[Recorded data]
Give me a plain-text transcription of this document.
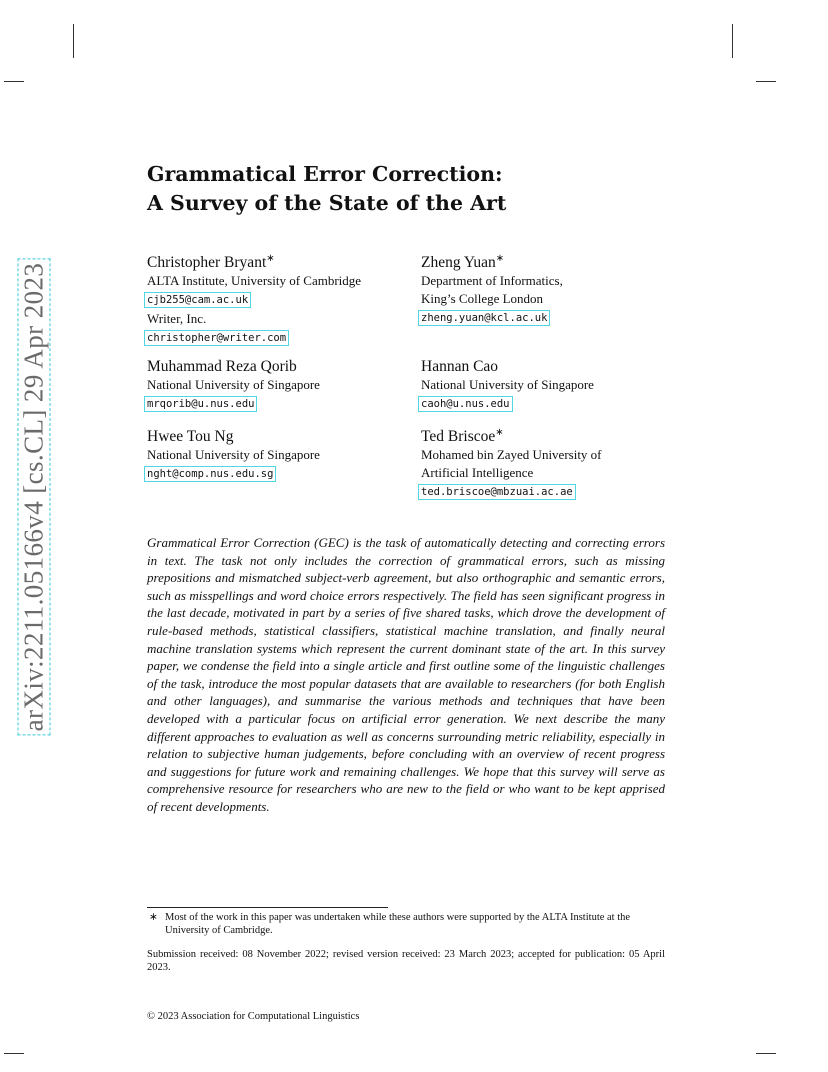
arXiv:2211.05166v4 [cs.CL] 29 Apr 2023
Grammatical Error Correction:
A Survey of the State of the Art
Christopher Bryant∗
ALTA Institute, University of Cambridge
cjb255@cam.ac.uk
Writer, Inc.
christopher@writer.com
Zheng Yuan∗
Department of Informatics,
King’s College London
zheng.yuan@kcl.ac.uk
Muhammad Reza Qorib
National University of Singapore
mrqorib@u.nus.edu
Hannan Cao
National University of Singapore
caoh@u.nus.edu
Hwee Tou Ng
National University of Singapore
nght@comp.nus.edu.sg
Ted Briscoe∗
Mohamed bin Zayed University of
Artificial Intelligence
ted.briscoe@mbzuai.ac.ae
Grammatical Error Correction (GEC) is the task of automatically detecting and correcting errors in text. The task not only includes the correction of grammatical errors, such as missing prepositions and mismatched subject-verb agreement, but also orthographic and semantic errors, such as misspellings and word choice errors respectively. The field has seen significant progress in the last decade, motivated in part by a series of five shared tasks, which drove the development of rule-based methods, statistical classifiers, statistical machine translation, and finally neural machine translation systems which represent the current dominant state of the art. In this survey paper, we condense the field into a single article and first outline some of the linguistic challenges of the task, introduce the most popular datasets that are available to researchers (for both English and other languages), and summarise the various methods and techniques that have been developed with a particular focus on artificial error generation. We next describe the many different approaches to evaluation as well as concerns surrounding metric reliability, especially in relation to subjective human judgements, before concluding with an overview of recent progress and suggestions for future work and remaining challenges. We hope that this survey will serve as comprehensive resource for researchers who are new to the field or who want to be kept apprised of recent developments.
∗ Most of the work in this paper was undertaken while these authors were supported by the ALTA Institute at the University of Cambridge.
Submission received: 08 November 2022; revised version received: 23 March 2023; accepted for publication: 05 April 2023.
© 2023 Association for Computational Linguistics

Aim
Look through the data above. Find each line with the string "ALTA" and copy it.

Solution for this task
ALTA Institute, University of Cambridge
∗ Most of the work in this paper was undertaken while these authors were supported by the ALTA Institute at the University of Cambridge.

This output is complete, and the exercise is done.